Will you print the material below without altering a single character?
<<<<
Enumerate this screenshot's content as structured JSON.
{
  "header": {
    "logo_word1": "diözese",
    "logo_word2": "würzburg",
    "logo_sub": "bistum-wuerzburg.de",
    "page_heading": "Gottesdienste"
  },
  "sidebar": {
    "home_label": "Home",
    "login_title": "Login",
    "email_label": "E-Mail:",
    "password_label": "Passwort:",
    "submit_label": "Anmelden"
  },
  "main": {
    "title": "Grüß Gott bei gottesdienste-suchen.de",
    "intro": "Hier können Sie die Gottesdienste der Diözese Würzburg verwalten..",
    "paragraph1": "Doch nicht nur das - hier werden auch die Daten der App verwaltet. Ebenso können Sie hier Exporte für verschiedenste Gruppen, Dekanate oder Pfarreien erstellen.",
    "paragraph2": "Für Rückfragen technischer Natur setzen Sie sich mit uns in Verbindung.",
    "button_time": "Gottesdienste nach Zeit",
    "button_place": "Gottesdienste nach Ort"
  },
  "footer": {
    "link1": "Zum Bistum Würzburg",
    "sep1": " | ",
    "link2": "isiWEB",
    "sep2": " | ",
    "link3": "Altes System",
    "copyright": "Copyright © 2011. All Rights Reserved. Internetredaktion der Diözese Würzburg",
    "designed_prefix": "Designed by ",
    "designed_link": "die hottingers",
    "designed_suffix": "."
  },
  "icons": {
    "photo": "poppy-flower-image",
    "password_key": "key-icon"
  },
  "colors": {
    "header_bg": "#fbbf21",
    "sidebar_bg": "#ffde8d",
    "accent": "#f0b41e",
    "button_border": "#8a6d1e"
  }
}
>>>>
FULL ANSWER:
Enumerate this screenshot's content as structured JSON.
{
  "header": {
    "logo_word1": "diözese",
    "logo_word2": "würzburg",
    "logo_sub": "bistum-wuerzburg.de",
    "page_heading": "Gottesdienste"
  },
  "sidebar": {
    "home_label": "Home",
    "login_title": "Login",
    "email_label": "E-Mail:",
    "password_label": "Passwort:",
    "submit_label": "Anmelden"
  },
  "main": {
    "title": "Grüß Gott bei gottesdienste-suchen.de",
    "intro": "Hier können Sie die Gottesdienste der Diözese Würzburg verwalten..",
    "paragraph1": "Doch nicht nur das - hier werden auch die Daten der App verwaltet. Ebenso können Sie hier Exporte für verschiedenste Gruppen, Dekanate oder Pfarreien erstellen.",
    "paragraph2": "Für Rückfragen technischer Natur setzen Sie sich mit uns in Verbindung.",
    "button_time": "Gottesdienste nach Zeit",
    "button_place": "Gottesdienste nach Ort"
  },
  "footer": {
    "link1": "Zum Bistum Würzburg",
    "sep1": " | ",
    "link2": "isiWEB",
    "sep2": " | ",
    "link3": "Altes System",
    "copyright": "Copyright © 2011. All Rights Reserved. Internetredaktion der Diözese Würzburg",
    "designed_prefix": "Designed by ",
    "designed_link": "die hottingers",
    "designed_suffix": "."
  },
  "icons": {
    "photo": "poppy-flower-image",
    "password_key": "key-icon"
  },
  "colors": {
    "header_bg": "#fbbf21",
    "sidebar_bg": "#ffde8d",
    "accent": "#f0b41e",
    "button_border": "#8a6d1e"
  }
}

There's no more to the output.